*Items listed in a dataset*:
• • •

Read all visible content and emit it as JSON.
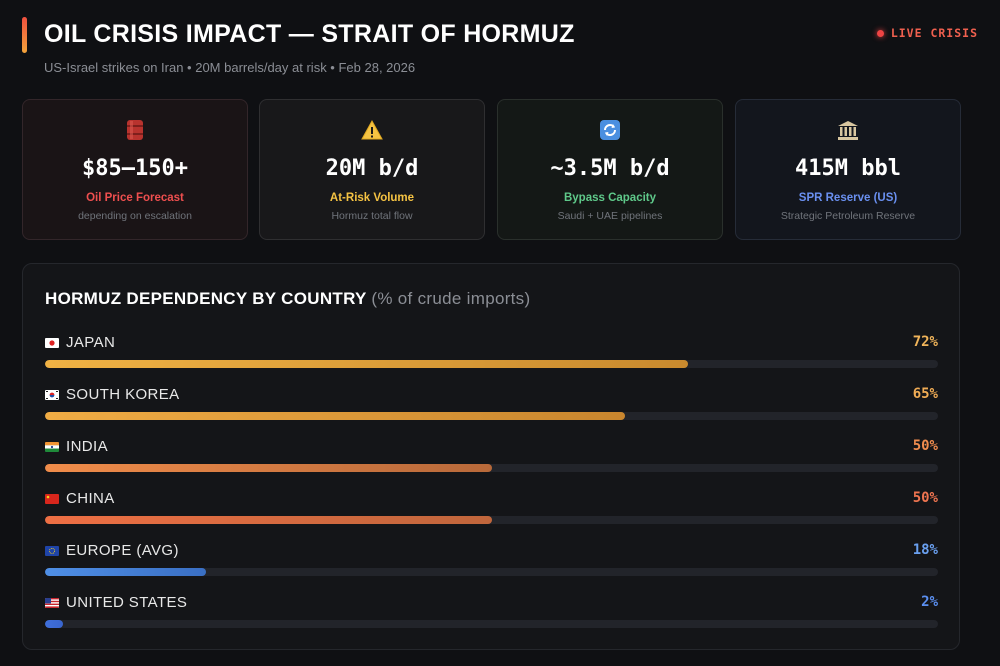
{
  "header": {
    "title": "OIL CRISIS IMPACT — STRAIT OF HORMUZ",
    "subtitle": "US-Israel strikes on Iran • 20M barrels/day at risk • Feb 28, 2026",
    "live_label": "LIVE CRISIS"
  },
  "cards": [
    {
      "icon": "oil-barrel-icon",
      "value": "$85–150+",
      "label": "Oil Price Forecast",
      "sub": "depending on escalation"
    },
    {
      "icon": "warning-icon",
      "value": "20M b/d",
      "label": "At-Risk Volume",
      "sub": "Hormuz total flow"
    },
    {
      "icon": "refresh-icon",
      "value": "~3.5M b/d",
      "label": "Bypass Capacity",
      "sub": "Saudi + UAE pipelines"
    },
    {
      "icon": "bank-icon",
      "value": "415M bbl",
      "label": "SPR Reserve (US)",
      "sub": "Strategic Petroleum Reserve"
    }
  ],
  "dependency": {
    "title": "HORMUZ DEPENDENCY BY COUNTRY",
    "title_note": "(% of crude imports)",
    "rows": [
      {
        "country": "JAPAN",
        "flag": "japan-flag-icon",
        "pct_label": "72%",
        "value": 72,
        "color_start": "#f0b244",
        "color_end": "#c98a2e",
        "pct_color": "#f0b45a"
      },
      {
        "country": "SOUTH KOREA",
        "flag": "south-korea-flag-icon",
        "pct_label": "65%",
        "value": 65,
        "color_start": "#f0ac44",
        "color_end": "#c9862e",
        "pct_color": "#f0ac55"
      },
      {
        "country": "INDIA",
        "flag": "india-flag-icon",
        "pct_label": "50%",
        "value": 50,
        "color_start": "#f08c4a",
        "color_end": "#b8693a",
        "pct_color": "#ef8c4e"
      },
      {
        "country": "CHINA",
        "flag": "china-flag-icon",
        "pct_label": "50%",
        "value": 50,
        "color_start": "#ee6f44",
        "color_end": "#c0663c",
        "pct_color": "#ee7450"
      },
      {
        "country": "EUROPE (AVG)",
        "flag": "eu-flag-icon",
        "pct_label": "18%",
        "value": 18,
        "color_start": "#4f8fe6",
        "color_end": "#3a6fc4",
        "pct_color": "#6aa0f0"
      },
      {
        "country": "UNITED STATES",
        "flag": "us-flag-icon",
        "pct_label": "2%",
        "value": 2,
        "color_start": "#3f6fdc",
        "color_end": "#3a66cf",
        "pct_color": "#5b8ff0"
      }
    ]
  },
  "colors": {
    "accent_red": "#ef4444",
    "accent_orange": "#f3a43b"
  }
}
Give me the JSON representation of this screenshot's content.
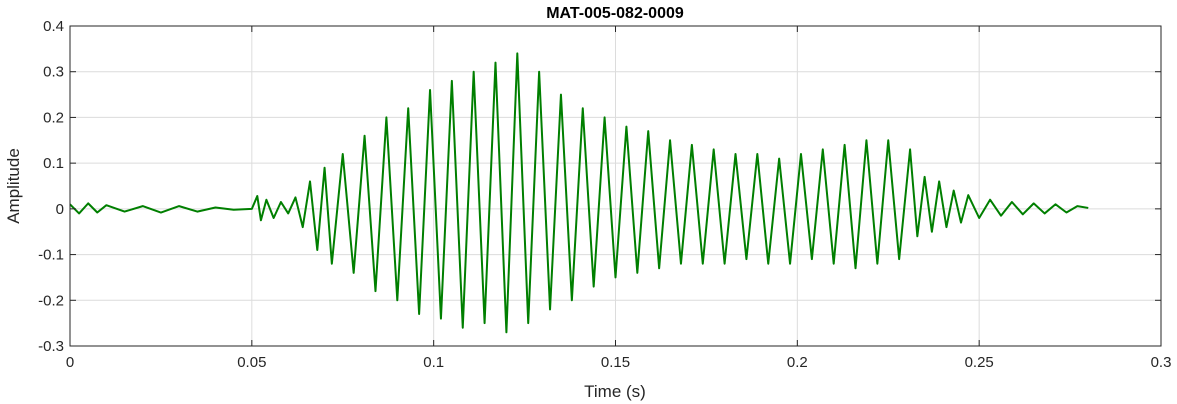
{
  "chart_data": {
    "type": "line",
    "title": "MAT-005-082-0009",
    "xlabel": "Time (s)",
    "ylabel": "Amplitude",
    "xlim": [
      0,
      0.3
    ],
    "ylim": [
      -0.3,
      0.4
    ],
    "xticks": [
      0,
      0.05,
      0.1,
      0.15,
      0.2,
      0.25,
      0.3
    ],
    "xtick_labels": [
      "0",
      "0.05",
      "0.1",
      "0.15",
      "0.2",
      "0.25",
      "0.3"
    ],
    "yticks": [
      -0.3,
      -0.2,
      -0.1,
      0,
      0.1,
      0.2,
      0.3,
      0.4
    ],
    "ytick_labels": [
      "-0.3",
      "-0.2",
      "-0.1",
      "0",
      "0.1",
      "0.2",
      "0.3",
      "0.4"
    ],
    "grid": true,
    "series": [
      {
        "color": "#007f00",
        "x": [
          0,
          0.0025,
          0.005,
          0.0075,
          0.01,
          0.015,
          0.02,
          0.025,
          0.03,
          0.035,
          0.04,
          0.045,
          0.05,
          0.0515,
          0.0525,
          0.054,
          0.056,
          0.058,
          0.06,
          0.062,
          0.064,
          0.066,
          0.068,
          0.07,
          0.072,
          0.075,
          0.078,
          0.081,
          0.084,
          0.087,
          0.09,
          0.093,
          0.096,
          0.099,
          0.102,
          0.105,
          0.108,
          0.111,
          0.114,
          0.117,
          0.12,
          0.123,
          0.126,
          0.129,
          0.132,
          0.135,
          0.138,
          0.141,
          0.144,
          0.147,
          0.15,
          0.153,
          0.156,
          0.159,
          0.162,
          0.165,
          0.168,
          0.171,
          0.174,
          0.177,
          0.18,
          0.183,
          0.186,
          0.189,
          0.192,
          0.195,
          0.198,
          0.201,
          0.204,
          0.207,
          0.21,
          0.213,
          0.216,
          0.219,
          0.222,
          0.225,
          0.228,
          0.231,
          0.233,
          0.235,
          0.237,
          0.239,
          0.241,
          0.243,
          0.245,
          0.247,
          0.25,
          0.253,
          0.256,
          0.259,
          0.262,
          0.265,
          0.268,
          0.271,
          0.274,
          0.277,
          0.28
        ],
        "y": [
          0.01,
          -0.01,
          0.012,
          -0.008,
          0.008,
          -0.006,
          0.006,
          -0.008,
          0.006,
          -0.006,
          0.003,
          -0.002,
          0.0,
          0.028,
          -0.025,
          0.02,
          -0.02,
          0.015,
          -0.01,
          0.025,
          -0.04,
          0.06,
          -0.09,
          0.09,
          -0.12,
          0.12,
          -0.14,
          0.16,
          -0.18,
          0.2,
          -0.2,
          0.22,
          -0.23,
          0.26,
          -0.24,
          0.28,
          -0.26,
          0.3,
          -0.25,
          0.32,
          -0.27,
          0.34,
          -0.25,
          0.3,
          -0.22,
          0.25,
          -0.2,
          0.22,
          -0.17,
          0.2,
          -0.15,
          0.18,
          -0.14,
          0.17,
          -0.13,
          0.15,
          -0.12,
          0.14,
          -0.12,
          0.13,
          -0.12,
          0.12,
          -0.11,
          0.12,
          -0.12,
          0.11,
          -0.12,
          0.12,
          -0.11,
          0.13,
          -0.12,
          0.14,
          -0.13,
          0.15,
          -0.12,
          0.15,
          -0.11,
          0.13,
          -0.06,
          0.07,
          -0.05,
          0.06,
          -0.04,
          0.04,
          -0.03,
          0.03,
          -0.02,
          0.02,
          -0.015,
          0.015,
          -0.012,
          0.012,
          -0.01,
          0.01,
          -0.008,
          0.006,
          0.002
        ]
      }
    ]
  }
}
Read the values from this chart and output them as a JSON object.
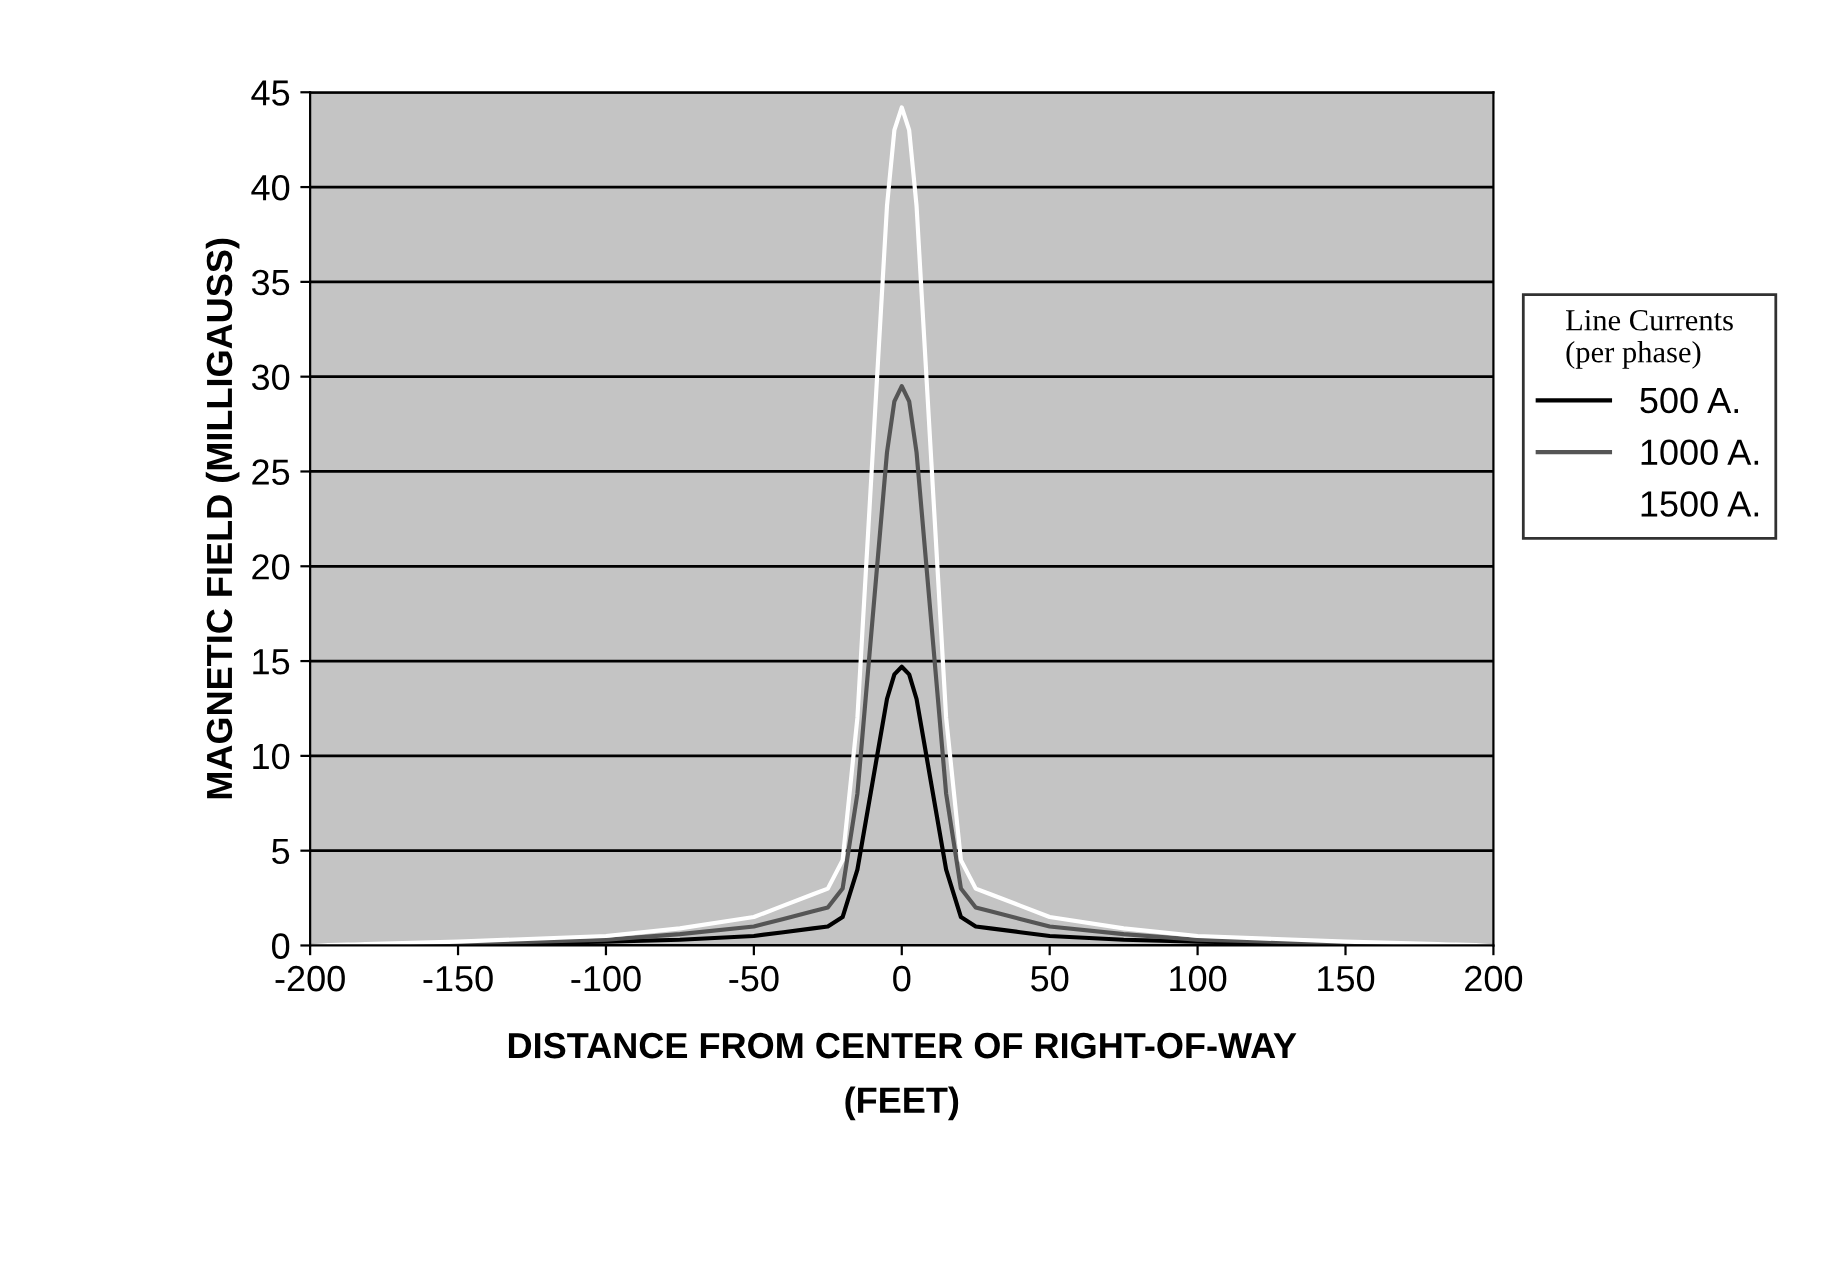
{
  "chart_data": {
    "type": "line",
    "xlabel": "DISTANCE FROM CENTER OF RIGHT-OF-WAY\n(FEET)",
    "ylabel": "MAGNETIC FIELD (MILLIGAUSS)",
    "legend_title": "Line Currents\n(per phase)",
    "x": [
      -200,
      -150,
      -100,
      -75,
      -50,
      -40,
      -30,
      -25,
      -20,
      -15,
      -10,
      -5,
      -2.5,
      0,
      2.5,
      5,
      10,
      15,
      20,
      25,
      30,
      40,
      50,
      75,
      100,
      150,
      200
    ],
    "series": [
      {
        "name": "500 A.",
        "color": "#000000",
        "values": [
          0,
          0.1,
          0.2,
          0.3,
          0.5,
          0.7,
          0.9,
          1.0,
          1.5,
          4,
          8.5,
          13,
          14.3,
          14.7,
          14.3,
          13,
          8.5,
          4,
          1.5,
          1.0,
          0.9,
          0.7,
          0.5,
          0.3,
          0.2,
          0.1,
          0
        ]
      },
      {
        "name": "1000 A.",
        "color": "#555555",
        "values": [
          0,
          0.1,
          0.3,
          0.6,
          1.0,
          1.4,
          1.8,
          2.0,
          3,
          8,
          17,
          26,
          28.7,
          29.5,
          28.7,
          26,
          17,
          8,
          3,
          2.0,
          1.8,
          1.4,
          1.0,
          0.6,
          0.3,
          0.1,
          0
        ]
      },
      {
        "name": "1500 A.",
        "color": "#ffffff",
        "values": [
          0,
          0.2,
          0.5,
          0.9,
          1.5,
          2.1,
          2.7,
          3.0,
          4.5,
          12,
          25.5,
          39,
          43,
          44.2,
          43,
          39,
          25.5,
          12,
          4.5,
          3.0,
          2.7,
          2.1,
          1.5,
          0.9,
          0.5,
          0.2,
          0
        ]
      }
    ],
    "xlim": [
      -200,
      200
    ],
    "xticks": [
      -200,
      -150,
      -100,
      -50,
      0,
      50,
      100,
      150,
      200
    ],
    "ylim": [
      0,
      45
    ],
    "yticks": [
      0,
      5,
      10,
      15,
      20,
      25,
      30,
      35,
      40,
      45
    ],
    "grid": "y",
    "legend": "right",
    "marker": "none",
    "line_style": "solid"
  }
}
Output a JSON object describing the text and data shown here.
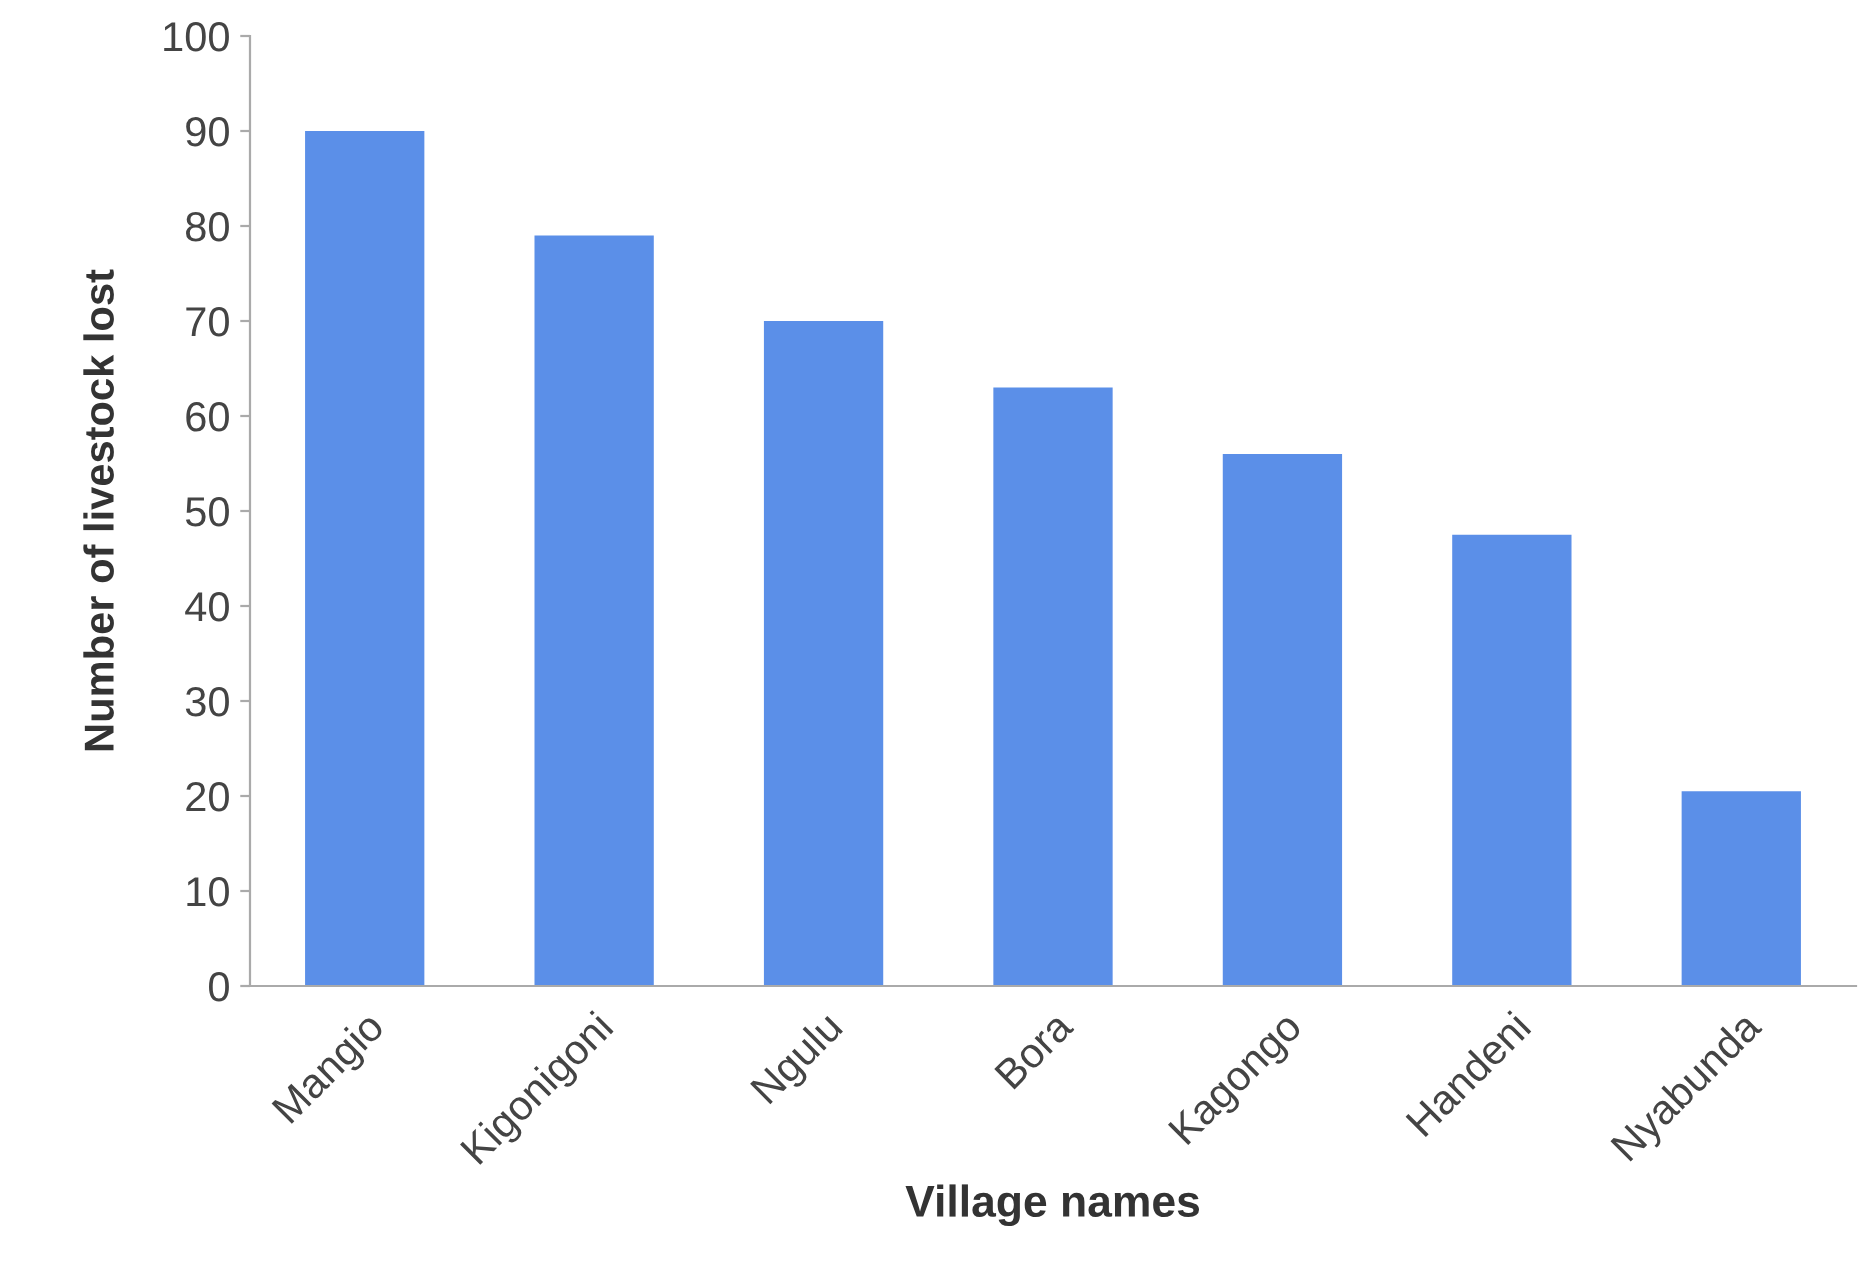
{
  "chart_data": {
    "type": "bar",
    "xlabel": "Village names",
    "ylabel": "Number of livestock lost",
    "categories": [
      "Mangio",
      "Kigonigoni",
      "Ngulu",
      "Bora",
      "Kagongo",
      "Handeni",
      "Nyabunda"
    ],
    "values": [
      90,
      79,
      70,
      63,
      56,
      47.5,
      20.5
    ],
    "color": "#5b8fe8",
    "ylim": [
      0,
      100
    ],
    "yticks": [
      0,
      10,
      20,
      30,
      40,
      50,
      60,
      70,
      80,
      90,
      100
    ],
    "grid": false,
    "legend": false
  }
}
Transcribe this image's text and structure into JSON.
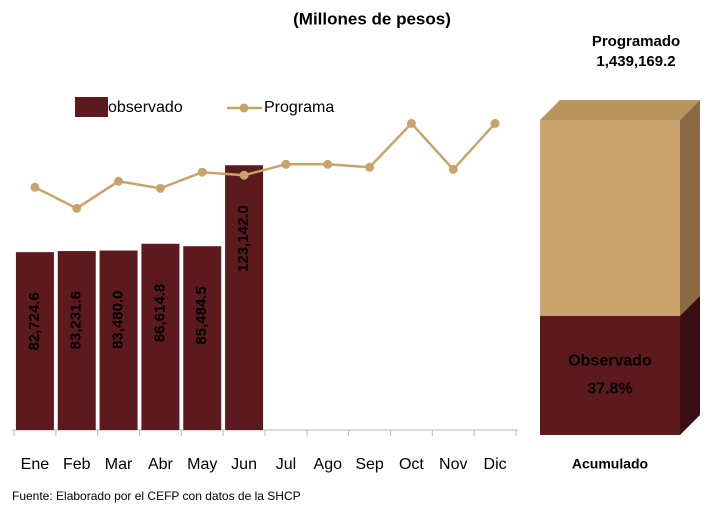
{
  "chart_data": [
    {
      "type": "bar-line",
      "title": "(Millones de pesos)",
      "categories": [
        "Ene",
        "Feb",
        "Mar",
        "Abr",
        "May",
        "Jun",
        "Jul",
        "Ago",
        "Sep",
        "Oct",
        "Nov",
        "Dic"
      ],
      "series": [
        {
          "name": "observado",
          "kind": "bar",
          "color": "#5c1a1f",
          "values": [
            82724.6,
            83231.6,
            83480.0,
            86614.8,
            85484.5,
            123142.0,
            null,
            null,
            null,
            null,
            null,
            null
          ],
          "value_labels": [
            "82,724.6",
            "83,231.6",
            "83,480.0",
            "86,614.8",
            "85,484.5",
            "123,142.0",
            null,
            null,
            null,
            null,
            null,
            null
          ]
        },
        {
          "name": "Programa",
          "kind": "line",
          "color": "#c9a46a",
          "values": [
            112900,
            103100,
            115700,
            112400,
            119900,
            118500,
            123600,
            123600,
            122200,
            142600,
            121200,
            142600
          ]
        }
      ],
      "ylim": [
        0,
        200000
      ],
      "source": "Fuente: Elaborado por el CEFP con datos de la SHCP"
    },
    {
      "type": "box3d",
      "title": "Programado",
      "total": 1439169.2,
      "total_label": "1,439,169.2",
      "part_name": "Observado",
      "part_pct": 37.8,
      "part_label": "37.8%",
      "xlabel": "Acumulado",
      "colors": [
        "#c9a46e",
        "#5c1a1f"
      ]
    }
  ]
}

• • •

*GOAL OF THE EXERCISE*:
Count all lines of the data that include "Reserve". The answer is the number alone.

*EXERCISE RESULT*:
2